Short exercise: From the entries that follow, extract each line holding the string "home".

----

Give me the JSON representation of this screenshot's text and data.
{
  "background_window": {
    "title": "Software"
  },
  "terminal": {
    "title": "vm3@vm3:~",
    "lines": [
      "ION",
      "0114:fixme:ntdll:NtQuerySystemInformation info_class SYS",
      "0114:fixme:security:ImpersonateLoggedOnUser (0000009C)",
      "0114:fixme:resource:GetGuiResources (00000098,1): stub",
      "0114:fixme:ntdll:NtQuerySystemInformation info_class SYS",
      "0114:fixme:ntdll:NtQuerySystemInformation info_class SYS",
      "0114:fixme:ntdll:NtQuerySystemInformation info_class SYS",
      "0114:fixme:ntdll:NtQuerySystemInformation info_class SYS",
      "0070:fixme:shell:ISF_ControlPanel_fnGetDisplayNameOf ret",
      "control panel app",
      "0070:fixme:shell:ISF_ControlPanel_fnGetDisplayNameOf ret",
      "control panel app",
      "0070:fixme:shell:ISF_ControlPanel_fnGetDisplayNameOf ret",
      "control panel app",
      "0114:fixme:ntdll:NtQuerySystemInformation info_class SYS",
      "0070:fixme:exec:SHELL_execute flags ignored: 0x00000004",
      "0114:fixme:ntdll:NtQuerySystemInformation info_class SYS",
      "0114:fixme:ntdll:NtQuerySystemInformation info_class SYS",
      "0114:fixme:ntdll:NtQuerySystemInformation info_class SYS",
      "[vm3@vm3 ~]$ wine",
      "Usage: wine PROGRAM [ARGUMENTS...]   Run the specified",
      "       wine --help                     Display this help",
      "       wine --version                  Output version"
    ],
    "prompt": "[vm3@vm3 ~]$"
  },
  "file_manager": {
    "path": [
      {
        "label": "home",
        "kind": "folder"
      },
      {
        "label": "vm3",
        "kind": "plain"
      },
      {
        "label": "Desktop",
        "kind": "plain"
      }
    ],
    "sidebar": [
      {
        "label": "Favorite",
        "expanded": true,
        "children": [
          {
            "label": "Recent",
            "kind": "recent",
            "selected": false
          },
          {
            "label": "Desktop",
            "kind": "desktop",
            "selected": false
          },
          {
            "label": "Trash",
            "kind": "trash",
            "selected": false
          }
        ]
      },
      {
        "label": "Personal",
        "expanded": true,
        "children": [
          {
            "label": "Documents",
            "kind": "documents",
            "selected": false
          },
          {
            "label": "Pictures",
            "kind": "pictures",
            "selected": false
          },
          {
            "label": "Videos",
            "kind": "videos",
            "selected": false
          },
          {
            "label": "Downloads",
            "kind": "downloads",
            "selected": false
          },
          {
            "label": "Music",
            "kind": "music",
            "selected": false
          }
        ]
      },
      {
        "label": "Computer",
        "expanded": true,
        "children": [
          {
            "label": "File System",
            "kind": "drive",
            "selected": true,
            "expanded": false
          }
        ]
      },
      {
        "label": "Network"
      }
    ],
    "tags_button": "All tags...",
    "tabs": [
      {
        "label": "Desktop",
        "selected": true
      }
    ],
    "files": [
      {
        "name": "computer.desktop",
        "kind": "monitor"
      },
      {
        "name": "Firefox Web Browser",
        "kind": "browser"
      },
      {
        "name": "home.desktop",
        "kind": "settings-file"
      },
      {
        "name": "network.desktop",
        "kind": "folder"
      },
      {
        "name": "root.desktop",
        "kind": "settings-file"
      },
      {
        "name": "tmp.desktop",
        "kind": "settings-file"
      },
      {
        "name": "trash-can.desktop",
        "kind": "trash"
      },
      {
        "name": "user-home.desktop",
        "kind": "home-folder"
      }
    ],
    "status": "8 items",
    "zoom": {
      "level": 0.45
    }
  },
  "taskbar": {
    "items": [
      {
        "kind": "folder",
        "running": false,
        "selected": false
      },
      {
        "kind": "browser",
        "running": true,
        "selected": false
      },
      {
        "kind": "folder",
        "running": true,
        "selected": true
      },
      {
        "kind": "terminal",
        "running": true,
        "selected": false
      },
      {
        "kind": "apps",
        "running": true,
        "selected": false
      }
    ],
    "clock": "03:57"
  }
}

----

Expected output:
        "label": "home",
        "name": "home.desktop",
        "name": "user-home.desktop",
        "kind": "home-folder"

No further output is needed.